Look through the lines below and extract each one that contains "Investigation".

Saved data entries
•••

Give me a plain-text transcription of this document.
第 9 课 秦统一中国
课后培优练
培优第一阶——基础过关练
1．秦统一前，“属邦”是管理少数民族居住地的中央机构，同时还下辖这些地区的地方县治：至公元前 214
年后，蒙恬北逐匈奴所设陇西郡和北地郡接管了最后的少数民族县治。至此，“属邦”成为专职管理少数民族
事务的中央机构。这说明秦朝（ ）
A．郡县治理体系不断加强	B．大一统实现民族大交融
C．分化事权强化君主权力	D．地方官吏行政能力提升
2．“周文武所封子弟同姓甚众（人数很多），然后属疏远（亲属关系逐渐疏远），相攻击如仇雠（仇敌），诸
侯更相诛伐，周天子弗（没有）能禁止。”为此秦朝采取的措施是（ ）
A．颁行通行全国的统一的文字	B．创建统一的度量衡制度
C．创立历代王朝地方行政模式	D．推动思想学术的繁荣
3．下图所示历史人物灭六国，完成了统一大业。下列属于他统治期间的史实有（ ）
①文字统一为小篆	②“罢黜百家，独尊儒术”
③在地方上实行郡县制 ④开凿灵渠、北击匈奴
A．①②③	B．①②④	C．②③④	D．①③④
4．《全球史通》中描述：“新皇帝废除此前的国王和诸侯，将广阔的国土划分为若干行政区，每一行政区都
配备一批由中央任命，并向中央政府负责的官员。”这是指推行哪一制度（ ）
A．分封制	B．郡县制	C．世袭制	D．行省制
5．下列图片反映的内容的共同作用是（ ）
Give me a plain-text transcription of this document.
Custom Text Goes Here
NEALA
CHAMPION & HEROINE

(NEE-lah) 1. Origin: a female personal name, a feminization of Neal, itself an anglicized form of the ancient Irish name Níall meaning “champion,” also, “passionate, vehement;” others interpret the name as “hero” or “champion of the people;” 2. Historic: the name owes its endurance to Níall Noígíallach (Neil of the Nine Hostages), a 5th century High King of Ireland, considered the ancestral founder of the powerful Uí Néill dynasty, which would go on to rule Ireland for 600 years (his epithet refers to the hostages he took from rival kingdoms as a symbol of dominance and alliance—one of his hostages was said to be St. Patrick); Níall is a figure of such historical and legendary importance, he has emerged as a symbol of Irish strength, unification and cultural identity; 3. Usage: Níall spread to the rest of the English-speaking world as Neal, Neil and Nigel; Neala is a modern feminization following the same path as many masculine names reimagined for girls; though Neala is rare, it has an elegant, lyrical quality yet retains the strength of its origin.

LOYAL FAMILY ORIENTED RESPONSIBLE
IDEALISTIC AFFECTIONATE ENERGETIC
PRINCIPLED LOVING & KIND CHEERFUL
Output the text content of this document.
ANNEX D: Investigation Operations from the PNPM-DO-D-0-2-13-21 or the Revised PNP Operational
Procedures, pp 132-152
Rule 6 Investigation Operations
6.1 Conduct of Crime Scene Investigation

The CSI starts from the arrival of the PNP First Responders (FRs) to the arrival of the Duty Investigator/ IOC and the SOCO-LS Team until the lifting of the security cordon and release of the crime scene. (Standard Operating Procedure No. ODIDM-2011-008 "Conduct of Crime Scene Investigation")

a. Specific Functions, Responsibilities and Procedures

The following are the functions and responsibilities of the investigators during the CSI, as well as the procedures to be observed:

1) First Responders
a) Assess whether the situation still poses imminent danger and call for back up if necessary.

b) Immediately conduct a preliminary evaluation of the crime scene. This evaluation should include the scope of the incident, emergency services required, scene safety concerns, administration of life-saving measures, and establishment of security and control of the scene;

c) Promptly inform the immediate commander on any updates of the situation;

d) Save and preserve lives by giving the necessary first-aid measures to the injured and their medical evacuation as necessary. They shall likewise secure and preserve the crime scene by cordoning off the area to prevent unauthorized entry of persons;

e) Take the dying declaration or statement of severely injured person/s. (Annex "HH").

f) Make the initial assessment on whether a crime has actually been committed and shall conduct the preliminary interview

•••

**The completed task**
ANNEX D: Investigation Operations from the PNPM-DO-D-0-2-13-21 or the Revised PNP Operational
Rule 6 Investigation Operations
6.1 Conduct of Crime Scene Investigation
The CSI starts from the arrival of the PNP First Responders (FRs) to the arrival of the Duty Investigator/ IOC and the SOCO-LS Team until the lifting of the security cordon and release of the crime scene. (Standard Operating Procedure No. ODIDM-2011-008 "Conduct of Crime Scene Investigation")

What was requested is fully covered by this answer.